--- Data for this task ---

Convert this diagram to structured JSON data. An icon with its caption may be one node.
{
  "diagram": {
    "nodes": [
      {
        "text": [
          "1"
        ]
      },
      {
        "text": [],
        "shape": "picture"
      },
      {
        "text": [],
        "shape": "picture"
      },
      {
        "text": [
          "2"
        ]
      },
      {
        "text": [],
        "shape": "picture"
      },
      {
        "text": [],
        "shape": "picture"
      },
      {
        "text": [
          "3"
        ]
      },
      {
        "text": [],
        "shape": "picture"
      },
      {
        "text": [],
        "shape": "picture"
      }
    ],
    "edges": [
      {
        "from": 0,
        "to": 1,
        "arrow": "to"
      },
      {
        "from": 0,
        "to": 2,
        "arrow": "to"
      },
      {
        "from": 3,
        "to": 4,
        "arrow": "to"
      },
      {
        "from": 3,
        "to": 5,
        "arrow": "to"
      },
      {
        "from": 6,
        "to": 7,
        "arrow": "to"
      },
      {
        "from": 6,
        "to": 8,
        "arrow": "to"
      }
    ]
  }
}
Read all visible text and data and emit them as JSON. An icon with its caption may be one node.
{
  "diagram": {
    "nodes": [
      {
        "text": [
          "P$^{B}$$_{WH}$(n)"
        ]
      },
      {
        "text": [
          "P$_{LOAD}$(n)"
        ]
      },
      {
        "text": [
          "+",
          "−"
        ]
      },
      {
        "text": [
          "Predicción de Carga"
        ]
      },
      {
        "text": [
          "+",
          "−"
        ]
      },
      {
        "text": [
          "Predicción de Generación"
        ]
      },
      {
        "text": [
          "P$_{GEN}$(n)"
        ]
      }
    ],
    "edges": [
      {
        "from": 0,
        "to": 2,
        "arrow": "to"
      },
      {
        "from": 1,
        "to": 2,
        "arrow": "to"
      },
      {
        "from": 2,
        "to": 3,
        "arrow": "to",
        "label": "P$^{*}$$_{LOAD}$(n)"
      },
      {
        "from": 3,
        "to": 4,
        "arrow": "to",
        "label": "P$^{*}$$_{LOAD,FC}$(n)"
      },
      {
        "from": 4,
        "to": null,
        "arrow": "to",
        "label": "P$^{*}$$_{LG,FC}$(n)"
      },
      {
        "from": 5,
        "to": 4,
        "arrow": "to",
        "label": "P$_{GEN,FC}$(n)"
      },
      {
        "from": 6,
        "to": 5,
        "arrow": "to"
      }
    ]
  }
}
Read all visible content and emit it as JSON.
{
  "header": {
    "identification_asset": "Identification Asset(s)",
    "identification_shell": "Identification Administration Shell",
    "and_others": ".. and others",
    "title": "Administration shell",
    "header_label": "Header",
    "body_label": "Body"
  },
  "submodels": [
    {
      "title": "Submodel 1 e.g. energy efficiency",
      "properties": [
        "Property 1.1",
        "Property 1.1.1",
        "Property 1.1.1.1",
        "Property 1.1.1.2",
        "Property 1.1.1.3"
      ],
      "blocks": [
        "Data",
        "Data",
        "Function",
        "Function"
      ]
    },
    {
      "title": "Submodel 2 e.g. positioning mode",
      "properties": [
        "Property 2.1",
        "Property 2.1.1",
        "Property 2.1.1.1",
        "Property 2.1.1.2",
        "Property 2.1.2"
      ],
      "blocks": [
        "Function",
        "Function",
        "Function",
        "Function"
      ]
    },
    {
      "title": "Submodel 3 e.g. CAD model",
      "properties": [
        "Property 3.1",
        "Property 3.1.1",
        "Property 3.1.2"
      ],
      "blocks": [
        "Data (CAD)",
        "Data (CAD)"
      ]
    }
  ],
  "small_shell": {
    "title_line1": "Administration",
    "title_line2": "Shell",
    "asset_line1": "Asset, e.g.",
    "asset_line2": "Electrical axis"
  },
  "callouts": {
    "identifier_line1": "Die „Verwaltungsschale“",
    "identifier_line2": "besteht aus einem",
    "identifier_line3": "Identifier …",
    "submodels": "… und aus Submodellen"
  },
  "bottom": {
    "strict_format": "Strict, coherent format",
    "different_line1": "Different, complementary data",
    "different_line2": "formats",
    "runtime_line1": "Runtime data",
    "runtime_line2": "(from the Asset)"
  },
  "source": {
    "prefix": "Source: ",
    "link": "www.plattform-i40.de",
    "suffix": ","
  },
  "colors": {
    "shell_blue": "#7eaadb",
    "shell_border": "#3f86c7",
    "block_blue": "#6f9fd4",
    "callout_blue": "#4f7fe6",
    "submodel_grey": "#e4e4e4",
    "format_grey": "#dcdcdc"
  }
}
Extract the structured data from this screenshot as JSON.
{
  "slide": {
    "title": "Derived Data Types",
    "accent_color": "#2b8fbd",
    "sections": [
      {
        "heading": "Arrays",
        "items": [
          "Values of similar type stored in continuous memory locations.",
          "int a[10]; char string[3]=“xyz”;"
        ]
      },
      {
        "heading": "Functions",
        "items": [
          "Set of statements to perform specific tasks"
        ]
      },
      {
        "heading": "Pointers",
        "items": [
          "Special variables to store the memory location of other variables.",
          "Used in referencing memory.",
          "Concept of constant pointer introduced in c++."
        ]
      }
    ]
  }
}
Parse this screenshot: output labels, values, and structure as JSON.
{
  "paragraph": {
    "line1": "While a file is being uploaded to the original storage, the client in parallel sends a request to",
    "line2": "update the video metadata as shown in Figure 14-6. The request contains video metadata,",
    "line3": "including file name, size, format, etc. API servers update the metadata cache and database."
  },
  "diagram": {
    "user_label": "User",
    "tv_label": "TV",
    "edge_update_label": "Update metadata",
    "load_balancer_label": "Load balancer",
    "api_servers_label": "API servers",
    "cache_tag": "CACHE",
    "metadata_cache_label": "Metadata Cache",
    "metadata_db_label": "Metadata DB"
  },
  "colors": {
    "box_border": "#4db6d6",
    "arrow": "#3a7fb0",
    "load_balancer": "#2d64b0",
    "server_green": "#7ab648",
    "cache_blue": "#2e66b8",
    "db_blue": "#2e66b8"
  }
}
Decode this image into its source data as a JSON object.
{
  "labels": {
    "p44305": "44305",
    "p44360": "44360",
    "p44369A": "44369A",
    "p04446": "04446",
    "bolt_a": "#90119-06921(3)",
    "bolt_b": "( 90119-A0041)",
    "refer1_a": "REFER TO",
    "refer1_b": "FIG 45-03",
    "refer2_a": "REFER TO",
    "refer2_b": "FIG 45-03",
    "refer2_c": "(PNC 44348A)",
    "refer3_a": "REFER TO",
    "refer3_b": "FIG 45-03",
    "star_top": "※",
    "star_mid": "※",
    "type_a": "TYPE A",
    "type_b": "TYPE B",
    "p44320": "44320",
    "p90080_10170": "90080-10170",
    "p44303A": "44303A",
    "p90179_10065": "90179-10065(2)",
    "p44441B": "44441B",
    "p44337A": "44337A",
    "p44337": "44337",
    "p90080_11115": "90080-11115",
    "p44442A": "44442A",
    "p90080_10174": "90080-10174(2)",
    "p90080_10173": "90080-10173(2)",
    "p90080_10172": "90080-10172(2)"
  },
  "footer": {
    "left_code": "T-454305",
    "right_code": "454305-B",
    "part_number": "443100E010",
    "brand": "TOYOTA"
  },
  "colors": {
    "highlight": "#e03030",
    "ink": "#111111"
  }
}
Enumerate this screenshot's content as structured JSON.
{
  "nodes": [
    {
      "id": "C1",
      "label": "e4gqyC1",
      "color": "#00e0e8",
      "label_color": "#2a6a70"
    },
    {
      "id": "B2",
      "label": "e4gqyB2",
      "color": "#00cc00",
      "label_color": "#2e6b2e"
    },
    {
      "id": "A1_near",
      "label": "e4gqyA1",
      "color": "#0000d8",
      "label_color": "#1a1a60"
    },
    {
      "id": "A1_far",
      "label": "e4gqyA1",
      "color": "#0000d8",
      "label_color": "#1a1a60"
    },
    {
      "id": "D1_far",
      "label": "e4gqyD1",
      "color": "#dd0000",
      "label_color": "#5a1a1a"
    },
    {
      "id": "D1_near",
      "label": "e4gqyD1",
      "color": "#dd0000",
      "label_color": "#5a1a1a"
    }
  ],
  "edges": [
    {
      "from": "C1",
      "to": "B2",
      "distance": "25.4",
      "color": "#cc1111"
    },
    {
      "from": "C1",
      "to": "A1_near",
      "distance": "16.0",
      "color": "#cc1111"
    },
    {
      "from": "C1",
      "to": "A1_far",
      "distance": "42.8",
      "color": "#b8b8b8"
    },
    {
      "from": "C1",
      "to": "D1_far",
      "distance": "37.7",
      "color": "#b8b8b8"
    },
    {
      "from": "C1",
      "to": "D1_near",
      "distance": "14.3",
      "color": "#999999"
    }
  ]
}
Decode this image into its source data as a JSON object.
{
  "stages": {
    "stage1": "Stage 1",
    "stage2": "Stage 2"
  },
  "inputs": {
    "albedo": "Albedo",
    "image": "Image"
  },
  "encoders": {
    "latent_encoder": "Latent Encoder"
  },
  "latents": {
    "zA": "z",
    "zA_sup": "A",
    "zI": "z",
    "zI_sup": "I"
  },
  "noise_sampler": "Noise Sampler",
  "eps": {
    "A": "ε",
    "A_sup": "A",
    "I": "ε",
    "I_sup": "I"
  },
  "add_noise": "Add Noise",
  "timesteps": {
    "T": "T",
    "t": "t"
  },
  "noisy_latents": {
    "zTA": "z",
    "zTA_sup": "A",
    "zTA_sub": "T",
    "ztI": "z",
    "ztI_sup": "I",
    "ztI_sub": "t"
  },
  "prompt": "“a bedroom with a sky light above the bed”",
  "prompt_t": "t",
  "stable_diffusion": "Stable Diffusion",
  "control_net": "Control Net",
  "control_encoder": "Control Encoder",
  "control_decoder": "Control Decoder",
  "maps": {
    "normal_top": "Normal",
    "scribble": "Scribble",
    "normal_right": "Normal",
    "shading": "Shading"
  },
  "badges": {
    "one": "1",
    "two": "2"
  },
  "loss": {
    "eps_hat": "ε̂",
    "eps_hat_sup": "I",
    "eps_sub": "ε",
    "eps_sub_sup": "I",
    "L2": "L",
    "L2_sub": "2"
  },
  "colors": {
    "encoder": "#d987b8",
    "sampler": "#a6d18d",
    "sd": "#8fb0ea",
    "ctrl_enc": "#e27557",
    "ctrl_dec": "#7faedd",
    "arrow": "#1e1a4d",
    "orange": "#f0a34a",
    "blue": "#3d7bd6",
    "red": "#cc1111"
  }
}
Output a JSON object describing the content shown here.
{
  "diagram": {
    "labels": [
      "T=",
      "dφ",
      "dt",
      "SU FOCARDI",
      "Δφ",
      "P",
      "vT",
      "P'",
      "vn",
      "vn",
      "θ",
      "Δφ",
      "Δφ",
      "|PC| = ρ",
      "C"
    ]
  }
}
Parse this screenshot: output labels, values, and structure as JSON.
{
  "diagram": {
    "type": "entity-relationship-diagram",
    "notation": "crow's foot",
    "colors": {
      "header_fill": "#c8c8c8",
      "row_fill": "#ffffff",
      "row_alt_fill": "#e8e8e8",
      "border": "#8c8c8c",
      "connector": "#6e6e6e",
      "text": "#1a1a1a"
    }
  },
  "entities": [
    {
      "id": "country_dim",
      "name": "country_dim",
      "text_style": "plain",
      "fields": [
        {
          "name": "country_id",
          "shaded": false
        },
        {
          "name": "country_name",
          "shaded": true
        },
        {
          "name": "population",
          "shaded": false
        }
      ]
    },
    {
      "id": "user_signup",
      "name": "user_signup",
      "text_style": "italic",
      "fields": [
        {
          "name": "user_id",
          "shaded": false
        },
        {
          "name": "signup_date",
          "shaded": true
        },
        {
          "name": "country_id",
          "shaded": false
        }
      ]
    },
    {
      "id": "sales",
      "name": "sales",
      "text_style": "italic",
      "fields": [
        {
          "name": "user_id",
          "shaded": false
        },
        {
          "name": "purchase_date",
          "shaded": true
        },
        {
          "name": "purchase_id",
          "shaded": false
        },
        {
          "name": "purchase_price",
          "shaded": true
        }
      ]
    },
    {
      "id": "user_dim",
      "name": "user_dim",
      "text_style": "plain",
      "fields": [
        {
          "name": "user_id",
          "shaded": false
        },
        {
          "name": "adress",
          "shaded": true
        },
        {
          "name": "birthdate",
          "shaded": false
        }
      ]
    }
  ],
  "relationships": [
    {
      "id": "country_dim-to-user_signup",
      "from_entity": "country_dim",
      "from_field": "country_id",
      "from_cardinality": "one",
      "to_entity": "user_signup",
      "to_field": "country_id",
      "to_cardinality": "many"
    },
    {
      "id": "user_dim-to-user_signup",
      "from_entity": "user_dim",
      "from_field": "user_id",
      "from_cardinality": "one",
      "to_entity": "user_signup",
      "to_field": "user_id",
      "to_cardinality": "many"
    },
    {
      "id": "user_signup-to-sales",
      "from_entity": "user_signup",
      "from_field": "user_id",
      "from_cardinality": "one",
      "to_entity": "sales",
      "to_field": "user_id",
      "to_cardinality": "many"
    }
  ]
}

---

-- What you should do --
Go through the records and copy each line with "shown" in it.

-- Answer below --
    "line2": "update the video metadata as shown in Figure 14-6. The request contains video metadata,",
Output a JSON object describing the content shown here.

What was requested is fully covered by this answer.